Exercise brief: Copy exactly the lines from the one containing "Type out the text in this image." through the last line of the records, both included, and nothing more.

Data excerpts
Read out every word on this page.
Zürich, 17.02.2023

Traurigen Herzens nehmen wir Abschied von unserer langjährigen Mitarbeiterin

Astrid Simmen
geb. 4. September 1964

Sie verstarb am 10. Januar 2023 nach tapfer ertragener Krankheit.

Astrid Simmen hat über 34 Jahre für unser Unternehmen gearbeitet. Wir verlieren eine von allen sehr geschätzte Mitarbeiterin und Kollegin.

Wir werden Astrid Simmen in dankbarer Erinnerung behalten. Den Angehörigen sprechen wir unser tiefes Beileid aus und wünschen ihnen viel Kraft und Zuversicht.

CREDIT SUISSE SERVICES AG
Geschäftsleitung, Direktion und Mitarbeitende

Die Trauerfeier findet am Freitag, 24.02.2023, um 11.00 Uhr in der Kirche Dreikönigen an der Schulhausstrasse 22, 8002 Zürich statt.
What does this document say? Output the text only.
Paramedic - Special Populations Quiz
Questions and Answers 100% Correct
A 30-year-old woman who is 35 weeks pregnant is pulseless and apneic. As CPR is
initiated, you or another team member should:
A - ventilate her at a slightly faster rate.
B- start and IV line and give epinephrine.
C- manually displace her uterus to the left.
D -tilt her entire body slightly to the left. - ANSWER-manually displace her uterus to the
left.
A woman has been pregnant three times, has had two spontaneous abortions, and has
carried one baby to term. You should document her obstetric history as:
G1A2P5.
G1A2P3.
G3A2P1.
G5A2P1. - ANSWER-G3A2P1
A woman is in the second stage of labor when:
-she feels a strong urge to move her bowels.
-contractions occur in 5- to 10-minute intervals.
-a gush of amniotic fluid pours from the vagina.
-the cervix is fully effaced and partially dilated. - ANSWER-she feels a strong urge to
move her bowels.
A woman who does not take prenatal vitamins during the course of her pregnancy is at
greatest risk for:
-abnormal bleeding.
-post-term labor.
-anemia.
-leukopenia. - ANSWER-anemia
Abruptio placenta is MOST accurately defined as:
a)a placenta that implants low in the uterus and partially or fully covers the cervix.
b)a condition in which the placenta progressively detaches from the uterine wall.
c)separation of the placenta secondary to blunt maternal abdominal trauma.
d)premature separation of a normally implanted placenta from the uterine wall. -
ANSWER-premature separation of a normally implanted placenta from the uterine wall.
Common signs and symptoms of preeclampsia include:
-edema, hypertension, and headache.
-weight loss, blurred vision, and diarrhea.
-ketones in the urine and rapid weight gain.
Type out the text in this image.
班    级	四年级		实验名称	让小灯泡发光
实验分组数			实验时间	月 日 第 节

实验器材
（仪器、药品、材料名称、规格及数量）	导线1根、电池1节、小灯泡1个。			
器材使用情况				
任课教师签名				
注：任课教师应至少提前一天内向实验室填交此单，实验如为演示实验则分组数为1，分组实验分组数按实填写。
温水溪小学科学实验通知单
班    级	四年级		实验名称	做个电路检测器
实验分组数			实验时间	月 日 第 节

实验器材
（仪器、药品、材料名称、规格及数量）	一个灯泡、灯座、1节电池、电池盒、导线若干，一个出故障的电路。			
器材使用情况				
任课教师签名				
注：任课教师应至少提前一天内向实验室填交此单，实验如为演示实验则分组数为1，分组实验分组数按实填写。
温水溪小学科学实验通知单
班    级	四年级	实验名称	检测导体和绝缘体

Solution for this task:
Type out the text in this image.
班    级	四年级		实验名称	让小灯泡发光
实验分组数			实验时间	月 日 第 节

实验器材
（仪器、药品、材料名称、规格及数量）	导线1根、电池1节、小灯泡1个。			
器材使用情况				
任课教师签名				
注：任课教师应至少提前一天内向实验室填交此单，实验如为演示实验则分组数为1，分组实验分组数按实填写。
温水溪小学科学实验通知单
班    级	四年级		实验名称	做个电路检测器
实验分组数			实验时间	月 日 第 节

实验器材
（仪器、药品、材料名称、规格及数量）	一个灯泡、灯座、1节电池、电池盒、导线若干，一个出故障的电路。			
器材使用情况				
任课教师签名				
注：任课教师应至少提前一天内向实验室填交此单，实验如为演示实验则分组数为1，分组实验分组数按实填写。
温水溪小学科学实验通知单
班    级	四年级	实验名称	检测导体和绝缘体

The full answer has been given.